- Given exercise: Transcribe every line exactly and omit anything that is a picture.

_ _ _ _

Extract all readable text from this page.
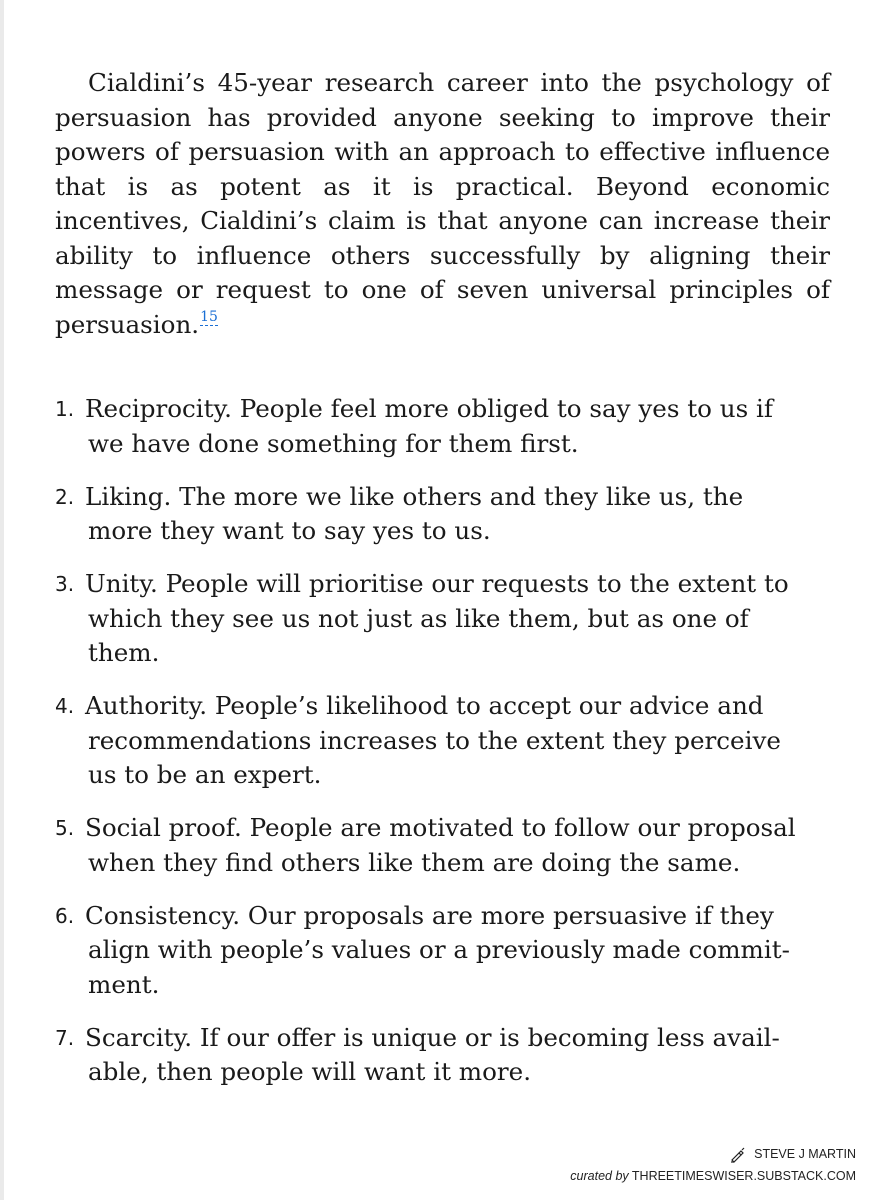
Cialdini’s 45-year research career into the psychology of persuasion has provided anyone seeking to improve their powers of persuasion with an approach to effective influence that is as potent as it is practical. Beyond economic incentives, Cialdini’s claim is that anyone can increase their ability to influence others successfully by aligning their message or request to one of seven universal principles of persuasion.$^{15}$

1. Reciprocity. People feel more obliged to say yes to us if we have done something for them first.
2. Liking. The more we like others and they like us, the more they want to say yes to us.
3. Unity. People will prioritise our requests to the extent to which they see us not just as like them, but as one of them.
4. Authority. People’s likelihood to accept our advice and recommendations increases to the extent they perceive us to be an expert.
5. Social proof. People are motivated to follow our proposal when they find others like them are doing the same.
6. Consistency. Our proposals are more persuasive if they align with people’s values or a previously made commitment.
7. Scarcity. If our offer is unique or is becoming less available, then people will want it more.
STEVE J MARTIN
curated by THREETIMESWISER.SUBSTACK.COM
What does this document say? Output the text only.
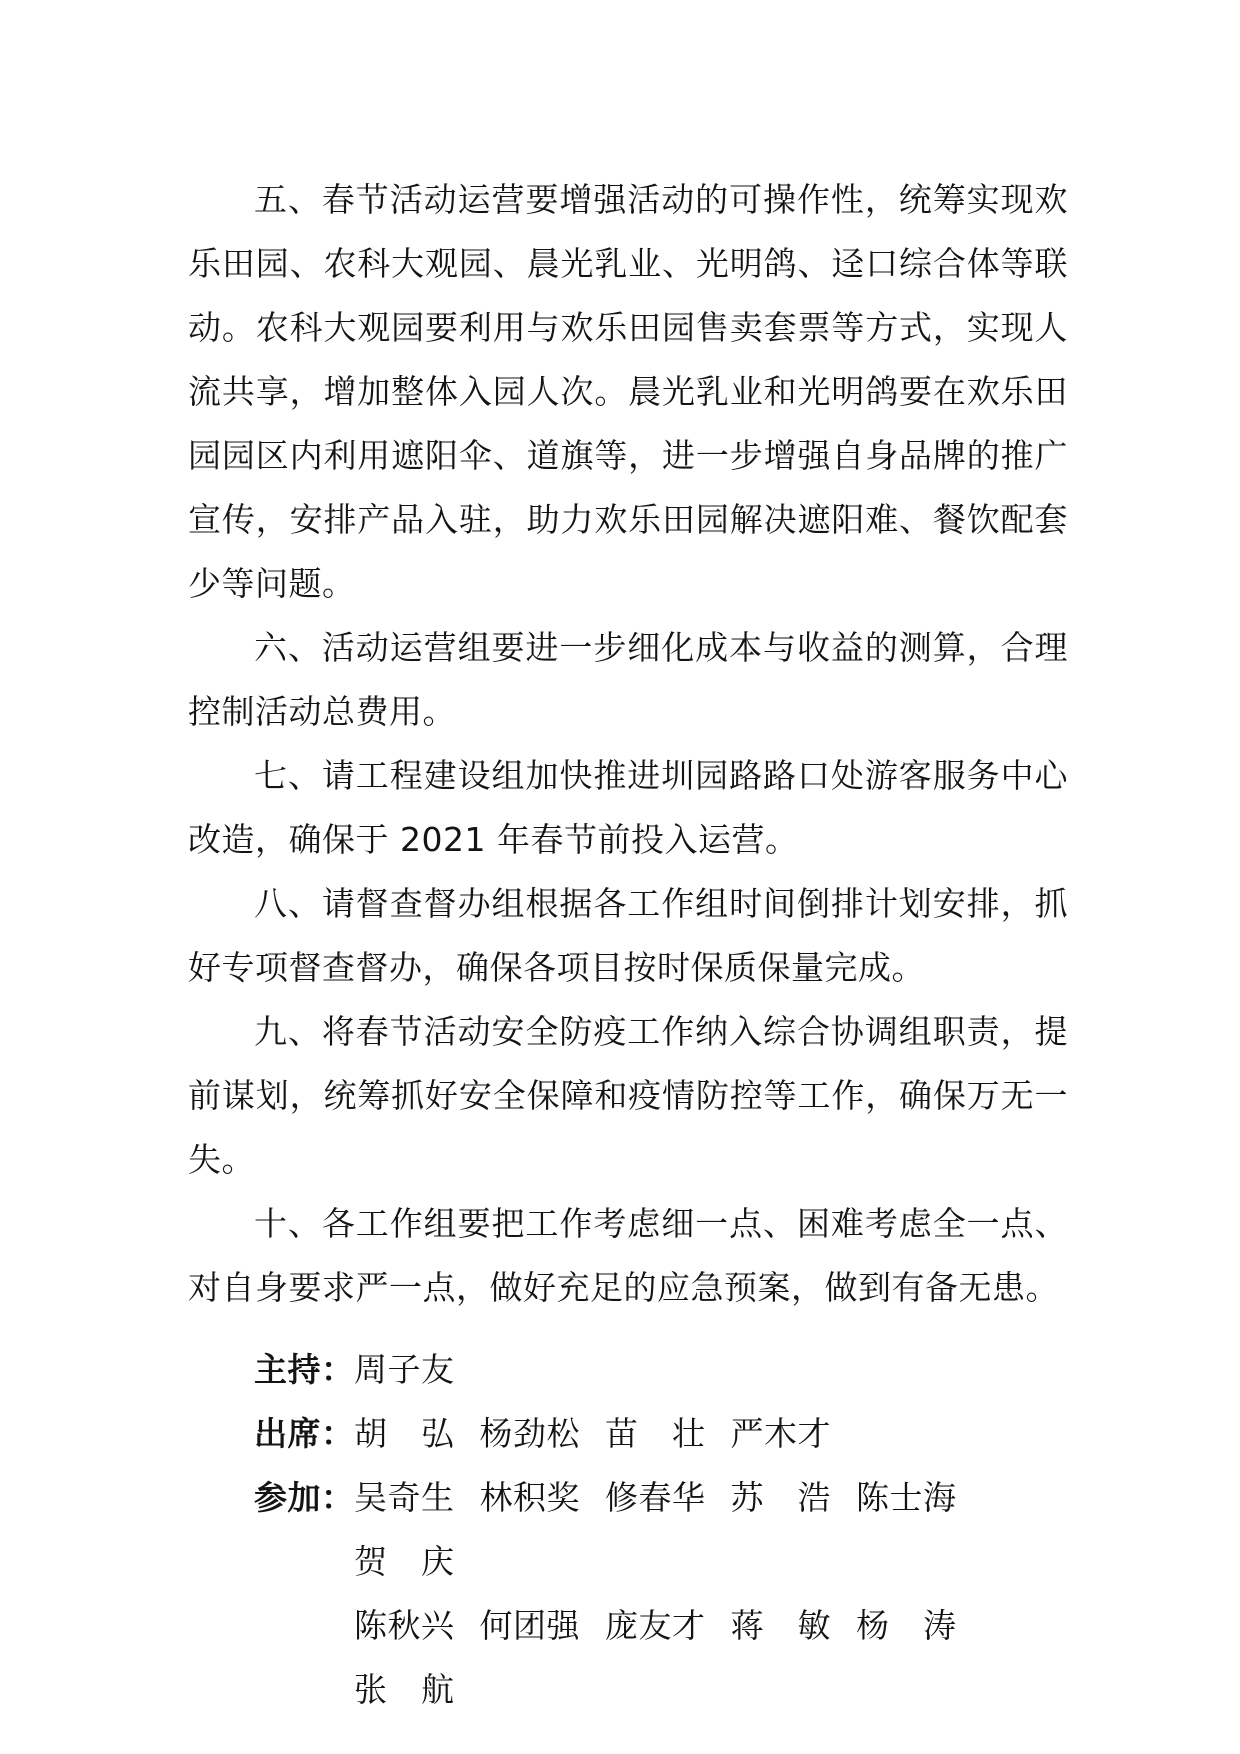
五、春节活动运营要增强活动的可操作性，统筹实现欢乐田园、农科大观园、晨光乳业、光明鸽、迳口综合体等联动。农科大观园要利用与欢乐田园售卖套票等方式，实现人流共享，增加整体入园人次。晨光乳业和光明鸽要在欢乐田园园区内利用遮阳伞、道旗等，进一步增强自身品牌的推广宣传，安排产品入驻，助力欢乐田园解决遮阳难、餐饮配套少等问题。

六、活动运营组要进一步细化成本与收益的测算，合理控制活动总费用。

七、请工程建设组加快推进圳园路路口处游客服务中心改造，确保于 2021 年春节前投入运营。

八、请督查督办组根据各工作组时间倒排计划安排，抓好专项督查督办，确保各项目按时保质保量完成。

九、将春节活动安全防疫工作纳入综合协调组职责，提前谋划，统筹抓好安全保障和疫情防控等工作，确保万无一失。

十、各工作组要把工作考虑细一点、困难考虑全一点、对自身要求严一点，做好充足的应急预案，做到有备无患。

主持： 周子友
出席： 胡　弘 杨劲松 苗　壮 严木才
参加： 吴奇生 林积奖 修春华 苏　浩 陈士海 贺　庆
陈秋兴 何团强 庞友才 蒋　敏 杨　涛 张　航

_ _ _ _

- Solution to the exercise:
Extract all readable text from this page.
Cialdini’s 45-year research career into the psychology of persuasion has provided anyone seeking to improve their powers of persuasion with an approach to effective influence that is as potent as it is practical. Beyond economic incentives, Cialdini’s claim is that anyone can increase their ability to influence others successfully by aligning their message or request to one of seven universal principles of persuasion.$^{15}$

1. Reciprocity. People feel more obliged to say yes to us if we have done something for them first.
2. Liking. The more we like others and they like us, the more they want to say yes to us.
3. Unity. People will prioritise our requests to the extent to which they see us not just as like them, but as one of them.
4. Authority. People’s likelihood to accept our advice and recommendations increases to the extent they perceive us to be an expert.
5. Social proof. People are motivated to follow our proposal when they find others like them are doing the same.
6. Consistency. Our proposals are more persuasive if they align with people’s values or a previously made commitment.
7. Scarcity. If our offer is unique or is becoming less available, then people will want it more.
STEVE J MARTIN
curated by THREETIMESWISER.SUBSTACK.COM
What does this document say? Output the text only.
五、春节活动运营要增强活动的可操作性，统筹实现欢乐田园、农科大观园、晨光乳业、光明鸽、迳口综合体等联动。农科大观园要利用与欢乐田园售卖套票等方式，实现人流共享，增加整体入园人次。晨光乳业和光明鸽要在欢乐田园园区内利用遮阳伞、道旗等，进一步增强自身品牌的推广宣传，安排产品入驻，助力欢乐田园解决遮阳难、餐饮配套少等问题。

六、活动运营组要进一步细化成本与收益的测算，合理控制活动总费用。

七、请工程建设组加快推进圳园路路口处游客服务中心改造，确保于 2021 年春节前投入运营。

八、请督查督办组根据各工作组时间倒排计划安排，抓好专项督查督办，确保各项目按时保质保量完成。

九、将春节活动安全防疫工作纳入综合协调组职责，提前谋划，统筹抓好安全保障和疫情防控等工作，确保万无一失。

十、各工作组要把工作考虑细一点、困难考虑全一点、对自身要求严一点，做好充足的应急预案，做到有备无患。

主持： 周子友
出席： 胡　弘 杨劲松 苗　壮 严木才
参加： 吴奇生 林积奖 修春华 苏　浩 陈士海 贺　庆
陈秋兴 何团强 庞友才 蒋　敏 杨　涛 张　航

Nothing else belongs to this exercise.